Brief:
Show every line in the entries below where the word "result" appears.

Dataset excerpts:
▬▬▬▬▬▬▬▬▬▬
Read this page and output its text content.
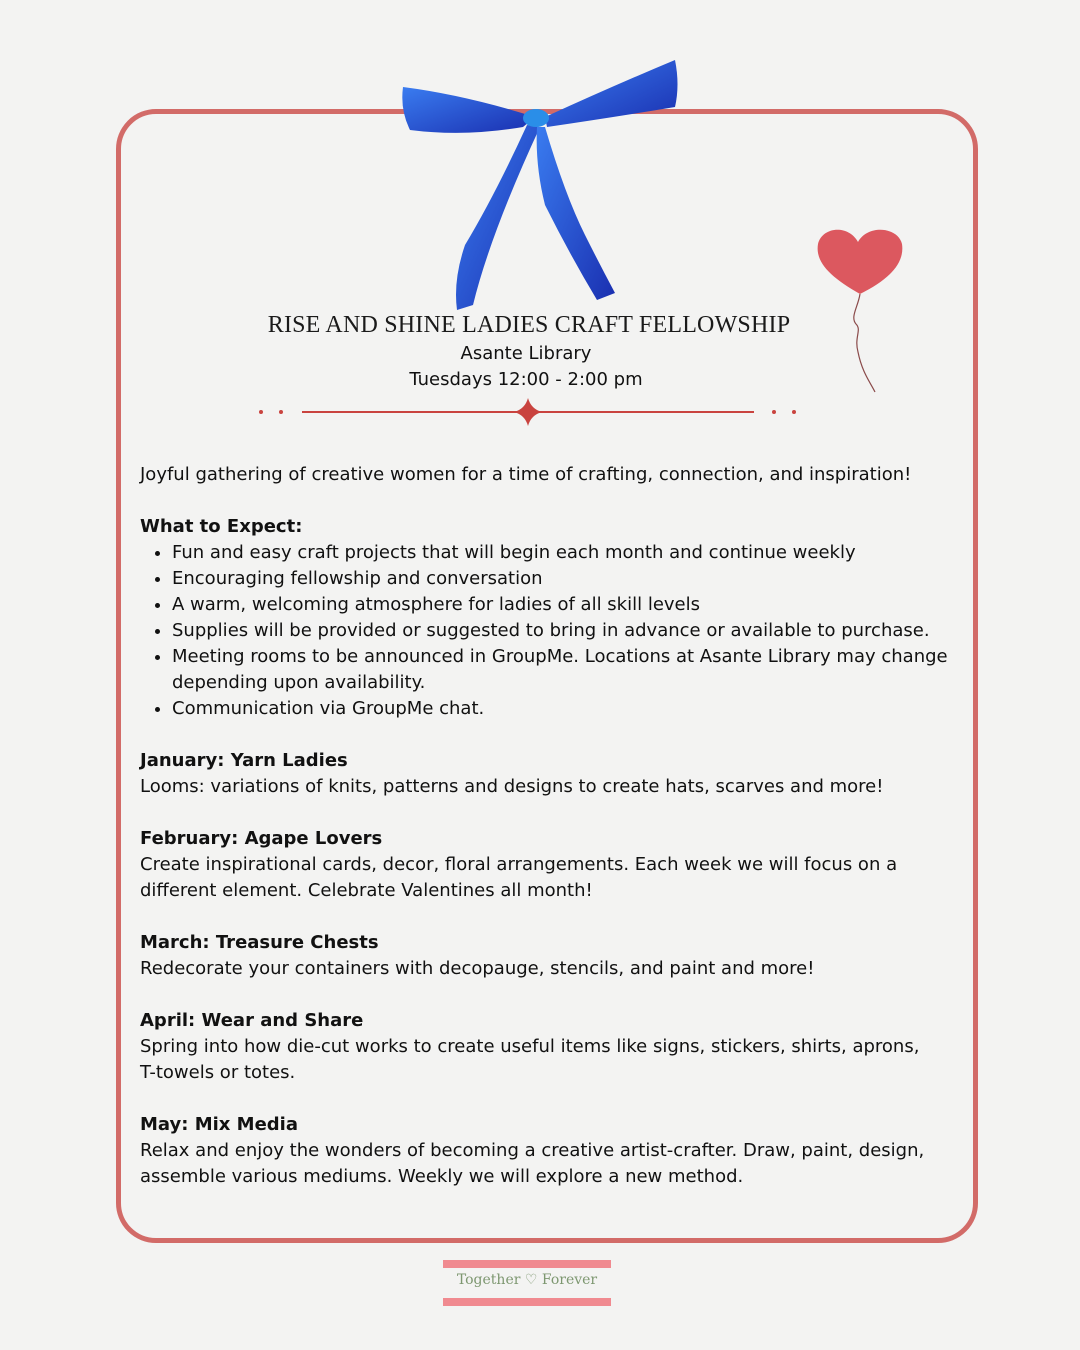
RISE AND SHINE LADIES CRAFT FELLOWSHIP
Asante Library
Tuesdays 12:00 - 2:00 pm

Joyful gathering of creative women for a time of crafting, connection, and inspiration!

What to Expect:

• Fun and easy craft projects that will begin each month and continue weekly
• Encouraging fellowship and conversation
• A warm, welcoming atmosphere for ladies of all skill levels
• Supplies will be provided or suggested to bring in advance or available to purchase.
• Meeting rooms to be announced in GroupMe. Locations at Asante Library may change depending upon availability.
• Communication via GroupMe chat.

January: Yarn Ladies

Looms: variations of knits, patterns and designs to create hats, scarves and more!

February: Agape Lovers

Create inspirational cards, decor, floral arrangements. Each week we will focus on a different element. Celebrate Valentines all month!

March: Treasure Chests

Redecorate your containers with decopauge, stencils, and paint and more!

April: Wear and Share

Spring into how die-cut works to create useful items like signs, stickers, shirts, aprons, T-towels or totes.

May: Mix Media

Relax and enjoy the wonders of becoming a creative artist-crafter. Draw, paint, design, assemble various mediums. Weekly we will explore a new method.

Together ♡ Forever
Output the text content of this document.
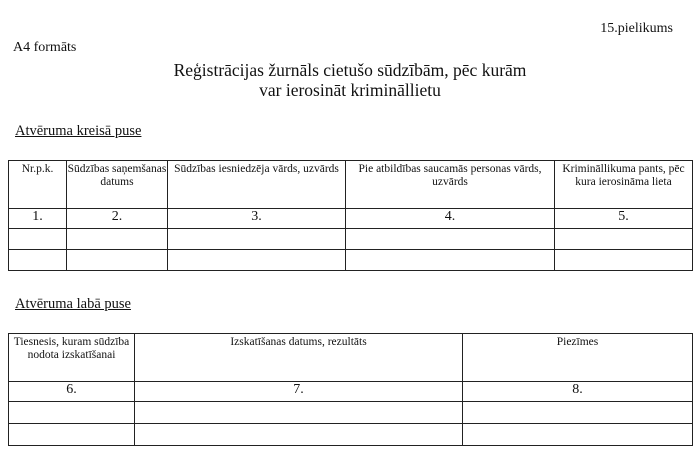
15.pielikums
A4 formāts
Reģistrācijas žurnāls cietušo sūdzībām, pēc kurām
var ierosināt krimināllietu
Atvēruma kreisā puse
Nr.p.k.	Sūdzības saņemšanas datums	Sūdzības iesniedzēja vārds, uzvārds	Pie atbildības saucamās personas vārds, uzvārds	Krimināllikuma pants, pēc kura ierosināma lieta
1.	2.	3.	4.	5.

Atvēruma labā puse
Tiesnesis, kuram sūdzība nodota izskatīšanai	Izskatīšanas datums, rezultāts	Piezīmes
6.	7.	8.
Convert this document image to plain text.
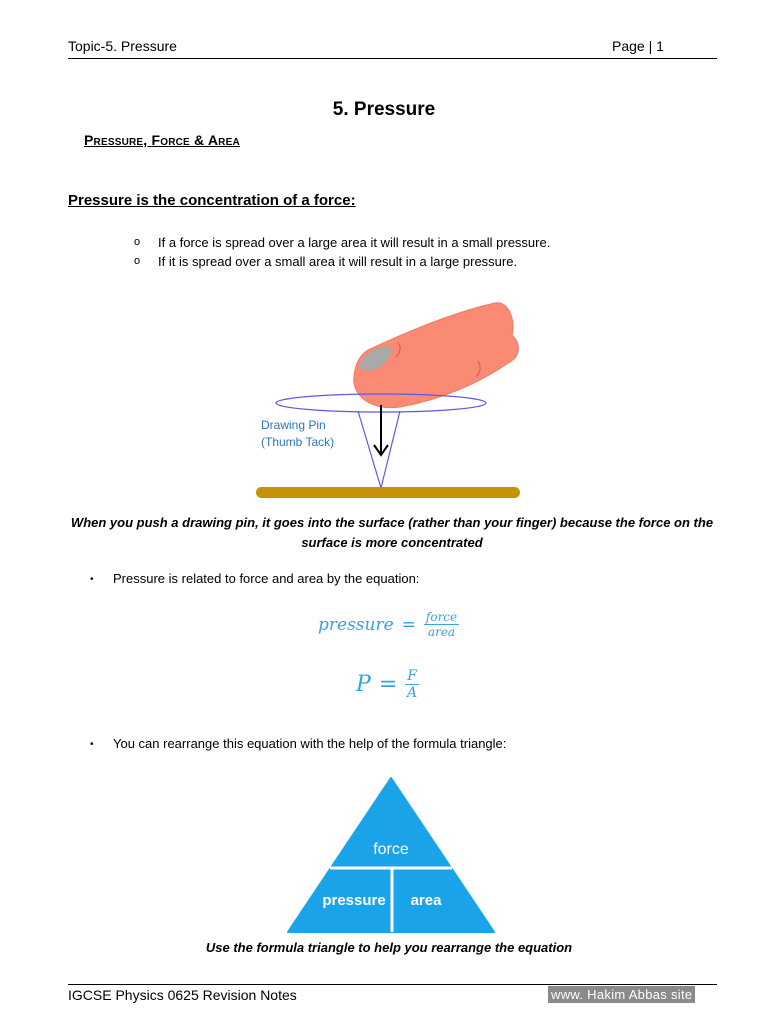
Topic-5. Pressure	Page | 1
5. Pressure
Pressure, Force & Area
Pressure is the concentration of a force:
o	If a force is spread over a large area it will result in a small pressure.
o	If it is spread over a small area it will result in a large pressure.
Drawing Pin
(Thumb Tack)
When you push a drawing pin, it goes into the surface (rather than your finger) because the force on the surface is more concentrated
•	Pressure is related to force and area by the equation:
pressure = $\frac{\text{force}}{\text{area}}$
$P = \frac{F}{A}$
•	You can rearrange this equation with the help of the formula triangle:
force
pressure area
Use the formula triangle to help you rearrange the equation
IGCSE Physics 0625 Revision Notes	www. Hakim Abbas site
▬▬▬▬▬▬▬▬▬▬
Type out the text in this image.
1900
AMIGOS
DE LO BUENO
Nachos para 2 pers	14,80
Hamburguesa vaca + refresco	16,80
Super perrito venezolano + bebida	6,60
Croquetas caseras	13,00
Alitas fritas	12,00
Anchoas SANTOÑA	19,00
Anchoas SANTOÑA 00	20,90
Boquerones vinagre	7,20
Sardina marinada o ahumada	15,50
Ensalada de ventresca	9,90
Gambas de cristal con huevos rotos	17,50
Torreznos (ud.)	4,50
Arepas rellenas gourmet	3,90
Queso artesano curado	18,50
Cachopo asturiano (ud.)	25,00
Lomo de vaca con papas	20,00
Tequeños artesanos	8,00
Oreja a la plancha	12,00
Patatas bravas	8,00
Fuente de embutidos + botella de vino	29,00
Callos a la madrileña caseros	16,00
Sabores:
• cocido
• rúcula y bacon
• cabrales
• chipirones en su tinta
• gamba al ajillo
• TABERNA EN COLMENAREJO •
▬▬▬▬▬▬▬▬▬▬
Output of the exercise:
o	If a force is spread over a large area it will result in a small pressure.
o	If it is spread over a small area it will result in a large pressure.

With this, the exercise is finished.